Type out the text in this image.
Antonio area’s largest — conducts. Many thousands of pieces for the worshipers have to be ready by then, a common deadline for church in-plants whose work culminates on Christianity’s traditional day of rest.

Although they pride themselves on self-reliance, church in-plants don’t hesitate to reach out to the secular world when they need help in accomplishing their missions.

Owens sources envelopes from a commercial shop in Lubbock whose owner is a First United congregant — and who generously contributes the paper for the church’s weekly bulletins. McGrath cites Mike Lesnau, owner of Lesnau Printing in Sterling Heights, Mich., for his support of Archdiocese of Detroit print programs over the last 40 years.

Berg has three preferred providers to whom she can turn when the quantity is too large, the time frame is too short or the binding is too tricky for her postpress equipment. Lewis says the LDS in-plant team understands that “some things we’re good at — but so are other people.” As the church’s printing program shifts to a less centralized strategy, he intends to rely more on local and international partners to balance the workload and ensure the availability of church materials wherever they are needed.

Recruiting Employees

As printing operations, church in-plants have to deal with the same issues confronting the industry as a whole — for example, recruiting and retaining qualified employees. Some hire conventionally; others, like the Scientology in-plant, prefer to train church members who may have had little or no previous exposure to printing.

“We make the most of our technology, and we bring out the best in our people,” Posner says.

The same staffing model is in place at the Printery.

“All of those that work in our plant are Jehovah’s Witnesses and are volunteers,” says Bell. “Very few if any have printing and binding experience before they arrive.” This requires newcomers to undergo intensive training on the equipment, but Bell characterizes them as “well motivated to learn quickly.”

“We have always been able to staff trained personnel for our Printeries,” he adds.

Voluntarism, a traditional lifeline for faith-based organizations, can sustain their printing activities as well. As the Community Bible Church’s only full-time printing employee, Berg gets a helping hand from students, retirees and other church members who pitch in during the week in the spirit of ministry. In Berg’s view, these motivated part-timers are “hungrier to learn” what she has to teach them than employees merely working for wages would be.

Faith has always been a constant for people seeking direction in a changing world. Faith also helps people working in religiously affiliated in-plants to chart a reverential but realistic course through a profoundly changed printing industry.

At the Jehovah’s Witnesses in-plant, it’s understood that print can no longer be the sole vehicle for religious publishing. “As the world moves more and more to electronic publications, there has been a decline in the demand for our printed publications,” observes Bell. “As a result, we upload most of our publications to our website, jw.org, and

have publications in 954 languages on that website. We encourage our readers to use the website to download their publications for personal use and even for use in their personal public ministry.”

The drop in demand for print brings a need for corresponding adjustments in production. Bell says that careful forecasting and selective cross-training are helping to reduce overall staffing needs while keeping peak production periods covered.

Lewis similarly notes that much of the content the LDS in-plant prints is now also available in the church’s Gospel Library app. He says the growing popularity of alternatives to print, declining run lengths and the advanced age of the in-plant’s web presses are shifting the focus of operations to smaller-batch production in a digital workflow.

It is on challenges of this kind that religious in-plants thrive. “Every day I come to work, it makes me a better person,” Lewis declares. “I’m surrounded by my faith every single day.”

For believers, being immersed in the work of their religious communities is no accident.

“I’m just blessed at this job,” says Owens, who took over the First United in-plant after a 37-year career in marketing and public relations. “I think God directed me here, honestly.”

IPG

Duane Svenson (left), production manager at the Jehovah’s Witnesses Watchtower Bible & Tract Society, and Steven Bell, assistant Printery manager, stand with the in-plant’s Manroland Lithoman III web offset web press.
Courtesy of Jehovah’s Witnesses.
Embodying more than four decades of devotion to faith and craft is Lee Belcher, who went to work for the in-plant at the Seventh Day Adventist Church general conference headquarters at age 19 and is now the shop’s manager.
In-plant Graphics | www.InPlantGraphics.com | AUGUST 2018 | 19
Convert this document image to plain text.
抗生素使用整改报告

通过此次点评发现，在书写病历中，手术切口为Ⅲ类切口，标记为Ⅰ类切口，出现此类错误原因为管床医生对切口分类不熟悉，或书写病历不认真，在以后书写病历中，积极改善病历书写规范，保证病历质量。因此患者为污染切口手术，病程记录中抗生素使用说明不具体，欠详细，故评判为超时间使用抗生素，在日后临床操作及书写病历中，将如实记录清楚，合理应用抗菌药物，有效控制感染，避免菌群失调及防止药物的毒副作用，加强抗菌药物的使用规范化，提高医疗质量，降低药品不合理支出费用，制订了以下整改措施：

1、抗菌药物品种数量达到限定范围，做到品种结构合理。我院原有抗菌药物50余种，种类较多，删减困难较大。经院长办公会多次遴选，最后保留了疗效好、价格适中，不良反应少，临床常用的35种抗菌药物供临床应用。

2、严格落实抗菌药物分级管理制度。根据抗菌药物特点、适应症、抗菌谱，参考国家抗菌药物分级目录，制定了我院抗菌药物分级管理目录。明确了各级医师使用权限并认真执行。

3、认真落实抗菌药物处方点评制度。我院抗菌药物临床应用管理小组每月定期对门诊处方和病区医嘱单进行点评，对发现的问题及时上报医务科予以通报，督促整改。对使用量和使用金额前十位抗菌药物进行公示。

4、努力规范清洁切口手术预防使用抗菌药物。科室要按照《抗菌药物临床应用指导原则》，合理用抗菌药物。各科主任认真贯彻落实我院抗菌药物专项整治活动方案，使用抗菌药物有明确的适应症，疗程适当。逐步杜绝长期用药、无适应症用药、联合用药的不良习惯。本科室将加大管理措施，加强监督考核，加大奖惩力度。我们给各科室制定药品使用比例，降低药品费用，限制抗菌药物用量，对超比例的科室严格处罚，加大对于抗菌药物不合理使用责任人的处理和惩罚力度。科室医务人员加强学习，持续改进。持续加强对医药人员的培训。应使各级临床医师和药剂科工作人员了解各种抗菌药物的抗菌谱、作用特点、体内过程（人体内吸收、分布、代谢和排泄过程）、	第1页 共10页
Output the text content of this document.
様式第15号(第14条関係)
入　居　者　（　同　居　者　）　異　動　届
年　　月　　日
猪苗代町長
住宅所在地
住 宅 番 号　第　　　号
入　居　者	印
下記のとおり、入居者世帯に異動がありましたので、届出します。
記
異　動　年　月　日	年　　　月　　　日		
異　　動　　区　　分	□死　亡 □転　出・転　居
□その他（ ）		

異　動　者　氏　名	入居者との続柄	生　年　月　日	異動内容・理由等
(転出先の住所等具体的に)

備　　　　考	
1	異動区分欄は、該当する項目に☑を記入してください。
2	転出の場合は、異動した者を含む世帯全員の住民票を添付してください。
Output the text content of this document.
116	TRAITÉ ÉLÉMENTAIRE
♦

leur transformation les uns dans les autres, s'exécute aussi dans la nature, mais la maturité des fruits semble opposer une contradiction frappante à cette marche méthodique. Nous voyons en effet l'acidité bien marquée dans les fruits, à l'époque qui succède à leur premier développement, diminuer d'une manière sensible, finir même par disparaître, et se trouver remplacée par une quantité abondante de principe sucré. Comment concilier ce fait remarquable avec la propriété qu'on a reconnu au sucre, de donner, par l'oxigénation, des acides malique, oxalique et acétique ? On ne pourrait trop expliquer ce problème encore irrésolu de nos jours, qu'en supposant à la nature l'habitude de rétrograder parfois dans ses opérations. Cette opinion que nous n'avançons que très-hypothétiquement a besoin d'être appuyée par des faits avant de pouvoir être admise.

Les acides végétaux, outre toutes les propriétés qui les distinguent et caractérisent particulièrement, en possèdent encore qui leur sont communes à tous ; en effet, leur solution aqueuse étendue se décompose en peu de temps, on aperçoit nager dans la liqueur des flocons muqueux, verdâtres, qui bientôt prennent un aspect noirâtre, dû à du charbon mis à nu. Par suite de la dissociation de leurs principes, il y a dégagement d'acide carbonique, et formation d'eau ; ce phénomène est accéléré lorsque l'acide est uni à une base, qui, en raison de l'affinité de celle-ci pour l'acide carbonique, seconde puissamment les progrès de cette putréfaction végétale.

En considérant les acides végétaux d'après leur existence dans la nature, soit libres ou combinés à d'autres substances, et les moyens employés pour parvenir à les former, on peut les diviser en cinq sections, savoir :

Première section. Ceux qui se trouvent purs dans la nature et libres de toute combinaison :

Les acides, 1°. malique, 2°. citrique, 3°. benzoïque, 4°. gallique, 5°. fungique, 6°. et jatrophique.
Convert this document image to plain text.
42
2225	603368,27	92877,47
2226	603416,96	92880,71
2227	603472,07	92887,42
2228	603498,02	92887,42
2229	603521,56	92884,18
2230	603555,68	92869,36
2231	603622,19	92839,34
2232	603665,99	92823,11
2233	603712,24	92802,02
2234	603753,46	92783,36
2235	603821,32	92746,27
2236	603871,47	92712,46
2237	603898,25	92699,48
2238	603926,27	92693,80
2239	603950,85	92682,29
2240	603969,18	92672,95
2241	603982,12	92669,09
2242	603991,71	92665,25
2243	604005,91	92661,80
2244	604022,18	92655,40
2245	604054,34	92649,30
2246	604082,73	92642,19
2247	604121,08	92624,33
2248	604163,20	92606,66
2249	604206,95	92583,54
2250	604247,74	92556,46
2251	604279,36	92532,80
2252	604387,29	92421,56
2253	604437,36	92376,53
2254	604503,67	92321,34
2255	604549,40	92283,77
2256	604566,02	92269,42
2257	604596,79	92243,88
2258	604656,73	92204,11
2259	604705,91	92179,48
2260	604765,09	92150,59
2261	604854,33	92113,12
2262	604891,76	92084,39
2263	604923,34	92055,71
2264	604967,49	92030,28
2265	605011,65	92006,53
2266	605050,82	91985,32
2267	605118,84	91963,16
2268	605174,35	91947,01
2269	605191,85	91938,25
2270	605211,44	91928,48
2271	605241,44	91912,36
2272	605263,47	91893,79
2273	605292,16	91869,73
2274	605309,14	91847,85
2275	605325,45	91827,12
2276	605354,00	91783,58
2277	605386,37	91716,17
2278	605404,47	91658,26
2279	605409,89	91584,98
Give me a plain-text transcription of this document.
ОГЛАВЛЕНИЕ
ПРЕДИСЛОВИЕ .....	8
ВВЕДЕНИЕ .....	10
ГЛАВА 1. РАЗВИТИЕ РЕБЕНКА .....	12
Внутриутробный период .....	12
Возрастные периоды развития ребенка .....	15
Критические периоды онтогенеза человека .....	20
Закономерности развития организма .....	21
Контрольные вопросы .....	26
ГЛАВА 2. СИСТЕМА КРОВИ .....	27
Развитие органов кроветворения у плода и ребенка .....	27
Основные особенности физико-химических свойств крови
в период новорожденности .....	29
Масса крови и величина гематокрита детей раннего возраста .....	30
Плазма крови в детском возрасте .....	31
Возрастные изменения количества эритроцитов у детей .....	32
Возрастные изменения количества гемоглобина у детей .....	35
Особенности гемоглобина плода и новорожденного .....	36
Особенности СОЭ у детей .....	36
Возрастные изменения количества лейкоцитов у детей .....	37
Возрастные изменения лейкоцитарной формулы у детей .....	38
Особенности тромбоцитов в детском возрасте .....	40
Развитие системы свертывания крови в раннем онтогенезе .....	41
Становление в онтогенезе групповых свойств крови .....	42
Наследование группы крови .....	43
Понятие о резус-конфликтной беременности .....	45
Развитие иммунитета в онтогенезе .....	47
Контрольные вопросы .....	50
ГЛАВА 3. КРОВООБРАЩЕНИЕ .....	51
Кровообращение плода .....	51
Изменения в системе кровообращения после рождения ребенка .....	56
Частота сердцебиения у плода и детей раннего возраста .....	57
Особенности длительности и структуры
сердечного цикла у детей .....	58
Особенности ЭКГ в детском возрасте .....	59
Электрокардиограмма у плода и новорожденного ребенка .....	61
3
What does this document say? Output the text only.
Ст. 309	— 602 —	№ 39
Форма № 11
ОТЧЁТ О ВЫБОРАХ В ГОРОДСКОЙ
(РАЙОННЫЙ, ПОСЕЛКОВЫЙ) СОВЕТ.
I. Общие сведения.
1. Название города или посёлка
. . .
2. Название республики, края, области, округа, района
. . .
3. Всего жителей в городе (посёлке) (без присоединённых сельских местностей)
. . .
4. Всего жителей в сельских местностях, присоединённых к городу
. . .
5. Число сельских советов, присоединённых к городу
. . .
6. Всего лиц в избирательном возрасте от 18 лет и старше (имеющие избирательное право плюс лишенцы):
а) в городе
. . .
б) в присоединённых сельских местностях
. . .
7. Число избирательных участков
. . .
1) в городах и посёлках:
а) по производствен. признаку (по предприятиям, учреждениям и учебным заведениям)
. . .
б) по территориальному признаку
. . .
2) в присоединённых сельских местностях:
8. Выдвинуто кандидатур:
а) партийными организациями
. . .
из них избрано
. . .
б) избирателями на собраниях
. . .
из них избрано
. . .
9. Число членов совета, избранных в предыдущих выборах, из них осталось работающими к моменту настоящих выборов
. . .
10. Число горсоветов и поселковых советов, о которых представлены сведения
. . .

────────

DIRECTIONS: Of the lines in the data, how many hold the string "сведения"? State the number, nothing else.

SOLUTION: 2